> [TASK GOAL] Only the number is wanted: how many lines of the data contain "高一开学必备物品清单女生"?

> [INPUT FOR THIS TASK]
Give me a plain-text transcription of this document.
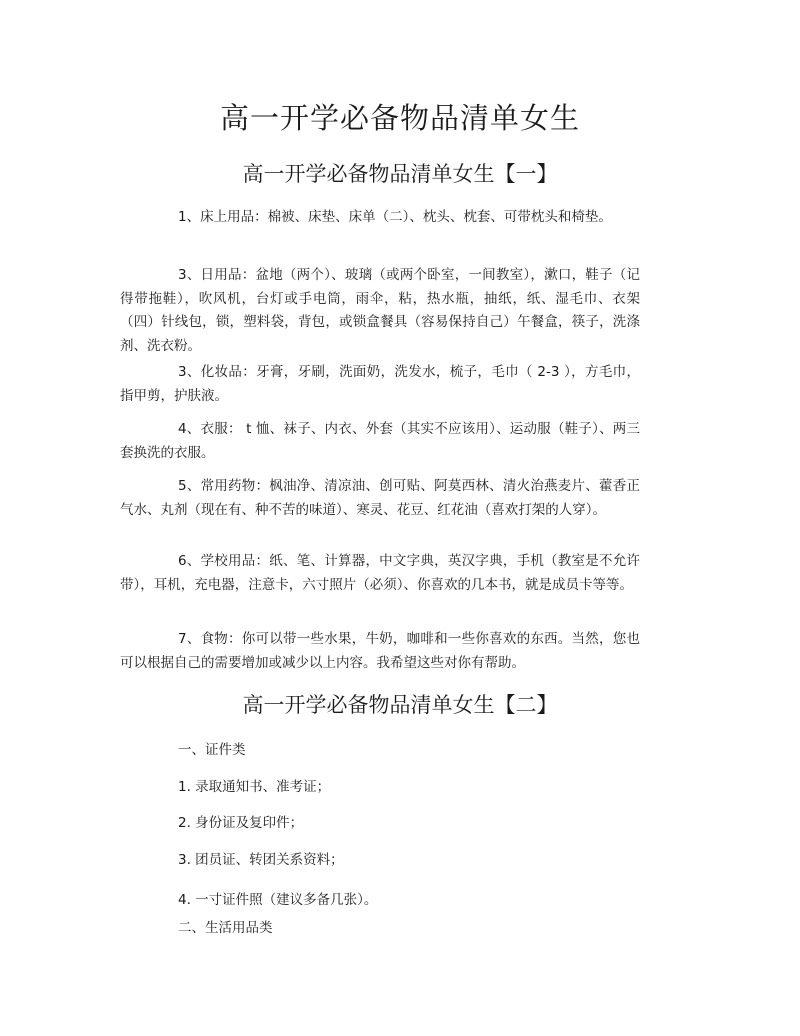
高一开学必备物品清单女生
高一开学必备物品清单女生【一】

1、床上用品：棉被、床垫、床单（二）、枕头、枕套、可带枕头和椅垫。

3、日用品：盆地（两个）、玻璃（或两个卧室，一间教室），漱口，鞋子（记得带拖鞋），吹风机，台灯或手电筒，雨伞，粘，热水瓶，抽纸，纸、湿毛巾、衣架（四）针线包，锁，塑料袋，背包，或锁盒餐具（容易保持自己）午餐盒，筷子，洗涤剂、洗衣粉。

3、化妆品：牙膏，牙刷，洗面奶，洗发水，梳子，毛巾（ 2-3 ），方毛巾，指甲剪，护肤液。

4、衣服： t 恤、袜子、内衣、外套（其实不应该用）、运动服（鞋子）、两三套换洗的衣服。

5、常用药物：枫油净、清凉油、创可贴、阿莫西林、清火治燕麦片、藿香正气水、丸剂（现在有、种不苦的味道）、寒灵、花豆、红花油（喜欢打架的人穿）。

6、学校用品：纸、笔、计算器，中文字典，英汉字典，手机（教室是不允许带），耳机，充电器，注意卡，六寸照片（必须）、你喜欢的几本书，就是成员卡等等。

7、食物：你可以带一些水果，牛奶，咖啡和一些你喜欢的东西。当然，您也可以根据自己的需要增加或减少以上内容。我希望这些对你有帮助。

高一开学必备物品清单女生【二】

一、证件类

1. 录取通知书、准考证；

2. 身份证及复印件；

3. 团员证、转团关系资料；

4. 一寸证件照（建议多备几张）。

二、生活用品类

> [RESULT OF THIS TASK] 3